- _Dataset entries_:
────────

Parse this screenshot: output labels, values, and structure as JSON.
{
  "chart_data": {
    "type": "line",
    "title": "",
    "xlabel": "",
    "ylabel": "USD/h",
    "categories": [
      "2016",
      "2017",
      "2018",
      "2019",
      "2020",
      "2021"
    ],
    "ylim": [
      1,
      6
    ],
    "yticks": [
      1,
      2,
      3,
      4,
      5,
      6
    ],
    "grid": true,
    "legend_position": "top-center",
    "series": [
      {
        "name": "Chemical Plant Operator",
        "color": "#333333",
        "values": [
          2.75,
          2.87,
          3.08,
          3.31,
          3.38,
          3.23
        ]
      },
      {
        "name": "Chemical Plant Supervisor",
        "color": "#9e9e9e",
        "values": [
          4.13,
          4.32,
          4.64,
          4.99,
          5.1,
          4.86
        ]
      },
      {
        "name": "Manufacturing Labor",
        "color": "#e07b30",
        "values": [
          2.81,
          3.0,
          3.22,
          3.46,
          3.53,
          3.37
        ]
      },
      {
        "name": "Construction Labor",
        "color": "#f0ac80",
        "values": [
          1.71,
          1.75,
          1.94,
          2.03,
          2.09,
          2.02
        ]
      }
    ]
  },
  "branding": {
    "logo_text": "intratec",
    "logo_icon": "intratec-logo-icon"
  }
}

────────

- _The request_: Repeat all the records. Match each line exactly.

- _Reply to the task_:
Parse this screenshot: output labels, values, and structure as JSON.
{
  "chart_data": {
    "type": "line",
    "title": "",
    "xlabel": "",
    "ylabel": "USD/h",
    "categories": [
      "2016",
      "2017",
      "2018",
      "2019",
      "2020",
      "2021"
    ],
    "ylim": [
      1,
      6
    ],
    "yticks": [
      1,
      2,
      3,
      4,
      5,
      6
    ],
    "grid": true,
    "legend_position": "top-center",
    "series": [
      {
        "name": "Chemical Plant Operator",
        "color": "#333333",
        "values": [
          2.75,
          2.87,
          3.08,
          3.31,
          3.38,
          3.23
        ]
      },
      {
        "name": "Chemical Plant Supervisor",
        "color": "#9e9e9e",
        "values": [
          4.13,
          4.32,
          4.64,
          4.99,
          5.1,
          4.86
        ]
      },
      {
        "name": "Manufacturing Labor",
        "color": "#e07b30",
        "values": [
          2.81,
          3.0,
          3.22,
          3.46,
          3.53,
          3.37
        ]
      },
      {
        "name": "Construction Labor",
        "color": "#f0ac80",
        "values": [
          1.71,
          1.75,
          1.94,
          2.03,
          2.09,
          2.02
        ]
      }
    ]
  },
  "branding": {
    "logo_text": "intratec",
    "logo_icon": "intratec-logo-icon"
  }
}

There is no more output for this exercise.